# [TEXTO PARA LEITURA]
====

Partidos querem impedir Jalser de ser reconduzido para mais um mandato na presidência da ALERR


Jalser Renier, o influente presidente da Assembleia Legislativa de Roraima

A farra da reeleição continuada e a toque de caixa na Assembleia Legislativa virou alvo de disputa judicial em nível nacional. Depois de o presidente do Partido Social Libera (PSL) em Roraima, deputado federal Antônio Nicolleti, questionar na justiça a recondução do presidente da ALERR, Jalser Renier, agora foi a vez da Executiva Nacional do Partido Socialismo e Liberdade (PSOL) ingressar com uma ação no Supremo Tribunal Federal (STF), para impedir que Jalser siga para o quarto mandato como presidente da Assembleia Legislativa de Roraima (ALE-RR).


As informações são do Jornal Roraima em Tempo.

====

# [DADOS FORNECIDOS]

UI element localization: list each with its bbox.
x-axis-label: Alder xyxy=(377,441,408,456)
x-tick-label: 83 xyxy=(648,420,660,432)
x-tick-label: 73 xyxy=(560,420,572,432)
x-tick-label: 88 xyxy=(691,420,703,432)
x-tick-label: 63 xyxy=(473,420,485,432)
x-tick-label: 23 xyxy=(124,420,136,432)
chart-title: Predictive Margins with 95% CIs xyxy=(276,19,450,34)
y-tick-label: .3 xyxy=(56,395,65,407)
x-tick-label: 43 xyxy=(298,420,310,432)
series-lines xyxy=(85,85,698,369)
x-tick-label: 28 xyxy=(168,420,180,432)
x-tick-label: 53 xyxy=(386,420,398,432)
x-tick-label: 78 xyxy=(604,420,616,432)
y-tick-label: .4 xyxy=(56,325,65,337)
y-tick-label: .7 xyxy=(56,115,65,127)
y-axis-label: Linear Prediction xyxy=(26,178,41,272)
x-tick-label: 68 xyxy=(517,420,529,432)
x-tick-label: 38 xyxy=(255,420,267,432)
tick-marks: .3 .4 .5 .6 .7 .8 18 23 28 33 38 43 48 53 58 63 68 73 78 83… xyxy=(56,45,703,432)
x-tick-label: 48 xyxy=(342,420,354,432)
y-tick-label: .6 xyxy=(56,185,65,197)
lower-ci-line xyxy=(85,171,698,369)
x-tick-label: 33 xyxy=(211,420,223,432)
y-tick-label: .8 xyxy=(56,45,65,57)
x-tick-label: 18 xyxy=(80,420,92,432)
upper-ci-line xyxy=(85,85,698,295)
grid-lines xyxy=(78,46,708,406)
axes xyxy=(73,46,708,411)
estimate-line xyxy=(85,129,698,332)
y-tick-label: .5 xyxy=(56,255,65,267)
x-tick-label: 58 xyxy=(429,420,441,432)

====

# [TAREFA]
Reproduza sem alterações o trecho do texto sobre a presidência da ALERR que começa nas palavras "A farra da reeleição" e vai até "de Roraima (ALE-RR).", inclusive.

# [RESPOSTA ESCRITA]
A farra da reeleição continuada e a toque de caixa na Assembleia Legislativa virou alvo de disputa judicial em nível nacional. Depois de o presidente do Partido Social Libera (PSL) em Roraima, deputado federal Antônio Nicolleti, questionar na justiça a recondução do presidente da ALERR, Jalser Renier, agora foi a vez da Executiva Nacional do Partido Socialismo e Liberdade (PSOL) ingressar com uma ação no Supremo Tribunal Federal (STF), para impedir que Jalser siga para o quarto mandato como presidente da Assembleia Legislativa de Roraima (ALE-RR).